**Set exercise**
Please quote every line word for word.

**Listed records**
○ ○ ○ ○

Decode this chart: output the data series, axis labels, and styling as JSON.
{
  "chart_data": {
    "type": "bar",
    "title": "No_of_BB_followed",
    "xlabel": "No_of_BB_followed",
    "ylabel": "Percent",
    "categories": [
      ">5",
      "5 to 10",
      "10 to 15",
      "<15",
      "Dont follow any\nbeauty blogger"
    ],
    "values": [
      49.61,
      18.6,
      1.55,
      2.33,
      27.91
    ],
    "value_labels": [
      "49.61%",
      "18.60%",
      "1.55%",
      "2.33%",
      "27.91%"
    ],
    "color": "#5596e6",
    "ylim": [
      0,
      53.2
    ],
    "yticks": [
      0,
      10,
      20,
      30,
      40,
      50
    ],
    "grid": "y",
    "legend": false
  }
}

○ ○ ○ ○

**Response for this exercise**
Decode this chart: output the data series, axis labels, and styling as JSON.
{
  "chart_data": {
    "type": "bar",
    "title": "No_of_BB_followed",
    "xlabel": "No_of_BB_followed",
    "ylabel": "Percent",
    "categories": [
      ">5",
      "5 to 10",
      "10 to 15",
      "<15",
      "Dont follow any\nbeauty blogger"
    ],
    "values": [
      49.61,
      18.6,
      1.55,
      2.33,
      27.91
    ],
    "value_labels": [
      "49.61%",
      "18.60%",
      "1.55%",
      "2.33%",
      "27.91%"
    ],
    "color": "#5596e6",
    "ylim": [
      0,
      53.2
    ],
    "yticks": [
      0,
      10,
      20,
      30,
      40,
      50
    ],
    "grid": "y",
    "legend": false
  }
}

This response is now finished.